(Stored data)
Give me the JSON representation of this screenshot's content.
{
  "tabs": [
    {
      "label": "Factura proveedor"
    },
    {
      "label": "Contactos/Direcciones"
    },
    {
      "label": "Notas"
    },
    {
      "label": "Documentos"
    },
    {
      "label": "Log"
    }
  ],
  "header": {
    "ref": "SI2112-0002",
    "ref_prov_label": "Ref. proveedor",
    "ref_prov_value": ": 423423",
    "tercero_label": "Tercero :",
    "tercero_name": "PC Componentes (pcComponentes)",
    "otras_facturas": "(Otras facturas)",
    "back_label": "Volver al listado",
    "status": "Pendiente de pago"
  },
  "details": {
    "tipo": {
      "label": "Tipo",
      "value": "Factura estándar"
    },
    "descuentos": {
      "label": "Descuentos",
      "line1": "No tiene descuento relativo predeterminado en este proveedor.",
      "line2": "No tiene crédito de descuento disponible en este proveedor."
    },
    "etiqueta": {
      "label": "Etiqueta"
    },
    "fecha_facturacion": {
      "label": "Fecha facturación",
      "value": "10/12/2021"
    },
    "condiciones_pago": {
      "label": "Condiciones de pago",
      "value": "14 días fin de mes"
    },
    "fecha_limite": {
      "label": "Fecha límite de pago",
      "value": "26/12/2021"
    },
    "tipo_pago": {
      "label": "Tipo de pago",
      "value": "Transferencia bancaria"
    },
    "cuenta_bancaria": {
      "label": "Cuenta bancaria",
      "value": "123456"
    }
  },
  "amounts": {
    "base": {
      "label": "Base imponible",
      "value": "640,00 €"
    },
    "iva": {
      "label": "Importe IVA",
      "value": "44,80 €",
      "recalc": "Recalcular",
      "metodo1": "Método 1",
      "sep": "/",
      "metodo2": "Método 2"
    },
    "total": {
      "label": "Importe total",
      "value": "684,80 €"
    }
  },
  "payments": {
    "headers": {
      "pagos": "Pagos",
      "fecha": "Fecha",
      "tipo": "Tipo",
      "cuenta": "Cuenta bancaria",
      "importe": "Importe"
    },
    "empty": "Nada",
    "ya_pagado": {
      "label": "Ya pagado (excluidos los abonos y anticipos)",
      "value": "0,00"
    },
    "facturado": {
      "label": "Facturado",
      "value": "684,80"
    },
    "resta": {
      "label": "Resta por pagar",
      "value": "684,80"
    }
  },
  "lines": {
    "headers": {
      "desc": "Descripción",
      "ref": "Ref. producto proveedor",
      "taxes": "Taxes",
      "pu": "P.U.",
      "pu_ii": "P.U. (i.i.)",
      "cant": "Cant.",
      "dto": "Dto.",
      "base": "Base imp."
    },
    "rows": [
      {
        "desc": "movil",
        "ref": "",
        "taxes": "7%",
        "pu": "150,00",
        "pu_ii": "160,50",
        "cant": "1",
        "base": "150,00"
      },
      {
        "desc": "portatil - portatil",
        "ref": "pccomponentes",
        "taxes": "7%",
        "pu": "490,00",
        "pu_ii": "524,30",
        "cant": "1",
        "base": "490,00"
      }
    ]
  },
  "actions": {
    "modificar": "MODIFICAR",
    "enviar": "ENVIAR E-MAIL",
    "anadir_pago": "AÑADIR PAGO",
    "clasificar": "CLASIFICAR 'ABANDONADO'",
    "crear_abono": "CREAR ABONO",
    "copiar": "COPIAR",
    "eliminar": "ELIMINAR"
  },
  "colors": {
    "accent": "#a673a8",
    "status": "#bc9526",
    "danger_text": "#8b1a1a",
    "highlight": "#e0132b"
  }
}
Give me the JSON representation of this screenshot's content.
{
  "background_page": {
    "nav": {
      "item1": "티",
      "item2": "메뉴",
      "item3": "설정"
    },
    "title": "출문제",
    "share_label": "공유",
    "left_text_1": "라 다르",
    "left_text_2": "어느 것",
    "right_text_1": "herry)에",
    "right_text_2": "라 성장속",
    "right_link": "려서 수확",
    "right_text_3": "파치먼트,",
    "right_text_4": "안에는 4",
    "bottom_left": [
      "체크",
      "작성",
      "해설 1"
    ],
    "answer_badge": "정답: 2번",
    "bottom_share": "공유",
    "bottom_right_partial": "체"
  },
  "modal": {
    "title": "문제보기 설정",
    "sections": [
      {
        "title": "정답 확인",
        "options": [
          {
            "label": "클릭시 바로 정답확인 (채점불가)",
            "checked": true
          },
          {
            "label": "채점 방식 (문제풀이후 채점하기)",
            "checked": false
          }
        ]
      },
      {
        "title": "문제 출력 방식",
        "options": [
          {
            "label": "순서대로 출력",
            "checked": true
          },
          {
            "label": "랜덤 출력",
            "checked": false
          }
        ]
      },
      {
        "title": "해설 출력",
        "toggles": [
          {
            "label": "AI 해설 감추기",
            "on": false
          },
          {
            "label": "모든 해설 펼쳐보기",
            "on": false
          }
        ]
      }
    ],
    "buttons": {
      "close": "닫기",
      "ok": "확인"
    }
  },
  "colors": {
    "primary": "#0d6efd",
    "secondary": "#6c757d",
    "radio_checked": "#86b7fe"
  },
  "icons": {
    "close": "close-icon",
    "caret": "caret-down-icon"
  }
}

• [Aim of the exercise] Copy out each record, keeping every word as it is.

• [Solution to this exercise]
Give me the JSON representation of this screenshot's content.
{
  "tabs": [
    {
      "label": "Factura proveedor"
    },
    {
      "label": "Contactos/Direcciones"
    },
    {
      "label": "Notas"
    },
    {
      "label": "Documentos"
    },
    {
      "label": "Log"
    }
  ],
  "header": {
    "ref": "SI2112-0002",
    "ref_prov_label": "Ref. proveedor",
    "ref_prov_value": ": 423423",
    "tercero_label": "Tercero :",
    "tercero_name": "PC Componentes (pcComponentes)",
    "otras_facturas": "(Otras facturas)",
    "back_label": "Volver al listado",
    "status": "Pendiente de pago"
  },
  "details": {
    "tipo": {
      "label": "Tipo",
      "value": "Factura estándar"
    },
    "descuentos": {
      "label": "Descuentos",
      "line1": "No tiene descuento relativo predeterminado en este proveedor.",
      "line2": "No tiene crédito de descuento disponible en este proveedor."
    },
    "etiqueta": {
      "label": "Etiqueta"
    },
    "fecha_facturacion": {
      "label": "Fecha facturación",
      "value": "10/12/2021"
    },
    "condiciones_pago": {
      "label": "Condiciones de pago",
      "value": "14 días fin de mes"
    },
    "fecha_limite": {
      "label": "Fecha límite de pago",
      "value": "26/12/2021"
    },
    "tipo_pago": {
      "label": "Tipo de pago",
      "value": "Transferencia bancaria"
    },
    "cuenta_bancaria": {
      "label": "Cuenta bancaria",
      "value": "123456"
    }
  },
  "amounts": {
    "base": {
      "label": "Base imponible",
      "value": "640,00 €"
    },
    "iva": {
      "label": "Importe IVA",
      "value": "44,80 €",
      "recalc": "Recalcular",
      "metodo1": "Método 1",
      "sep": "/",
      "metodo2": "Método 2"
    },
    "total": {
      "label": "Importe total",
      "value": "684,80 €"
    }
  },
  "payments": {
    "headers": {
      "pagos": "Pagos",
      "fecha": "Fecha",
      "tipo": "Tipo",
      "cuenta": "Cuenta bancaria",
      "importe": "Importe"
    },
    "empty": "Nada",
    "ya_pagado": {
      "label": "Ya pagado (excluidos los abonos y anticipos)",
      "value": "0,00"
    },
    "facturado": {
      "label": "Facturado",
      "value": "684,80"
    },
    "resta": {
      "label": "Resta por pagar",
      "value": "684,80"
    }
  },
  "lines": {
    "headers": {
      "desc": "Descripción",
      "ref": "Ref. producto proveedor",
      "taxes": "Taxes",
      "pu": "P.U.",
      "pu_ii": "P.U. (i.i.)",
      "cant": "Cant.",
      "dto": "Dto.",
      "base": "Base imp."
    },
    "rows": [
      {
        "desc": "movil",
        "ref": "",
        "taxes": "7%",
        "pu": "150,00",
        "pu_ii": "160,50",
        "cant": "1",
        "base": "150,00"
      },
      {
        "desc": "portatil - portatil",
        "ref": "pccomponentes",
        "taxes": "7%",
        "pu": "490,00",
        "pu_ii": "524,30",
        "cant": "1",
        "base": "490,00"
      }
    ]
  },
  "actions": {
    "modificar": "MODIFICAR",
    "enviar": "ENVIAR E-MAIL",
    "anadir_pago": "AÑADIR PAGO",
    "clasificar": "CLASIFICAR 'ABANDONADO'",
    "crear_abono": "CREAR ABONO",
    "copiar": "COPIAR",
    "eliminar": "ELIMINAR"
  },
  "colors": {
    "accent": "#a673a8",
    "status": "#bc9526",
    "danger_text": "#8b1a1a",
    "highlight": "#e0132b"
  }
}
Give me the JSON representation of this screenshot's content.
{
  "background_page": {
    "nav": {
      "item1": "티",
      "item2": "메뉴",
      "item3": "설정"
    },
    "title": "출문제",
    "share_label": "공유",
    "left_text_1": "라 다르",
    "left_text_2": "어느 것",
    "right_text_1": "herry)에",
    "right_text_2": "라 성장속",
    "right_link": "려서 수확",
    "right_text_3": "파치먼트,",
    "right_text_4": "안에는 4",
    "bottom_left": [
      "체크",
      "작성",
      "해설 1"
    ],
    "answer_badge": "정답: 2번",
    "bottom_share": "공유",
    "bottom_right_partial": "체"
  },
  "modal": {
    "title": "문제보기 설정",
    "sections": [
      {
        "title": "정답 확인",
        "options": [
          {
            "label": "클릭시 바로 정답확인 (채점불가)",
            "checked": true
          },
          {
            "label": "채점 방식 (문제풀이후 채점하기)",
            "checked": false
          }
        ]
      },
      {
        "title": "문제 출력 방식",
        "options": [
          {
            "label": "순서대로 출력",
            "checked": true
          },
          {
            "label": "랜덤 출력",
            "checked": false
          }
        ]
      },
      {
        "title": "해설 출력",
        "toggles": [
          {
            "label": "AI 해설 감추기",
            "on": false
          },
          {
            "label": "모든 해설 펼쳐보기",
            "on": false
          }
        ]
      }
    ],
    "buttons": {
      "close": "닫기",
      "ok": "확인"
    }
  },
  "colors": {
    "primary": "#0d6efd",
    "secondary": "#6c757d",
    "radio_checked": "#86b7fe"
  },
  "icons": {
    "close": "close-icon",
    "caret": "caret-down-icon"
  }
}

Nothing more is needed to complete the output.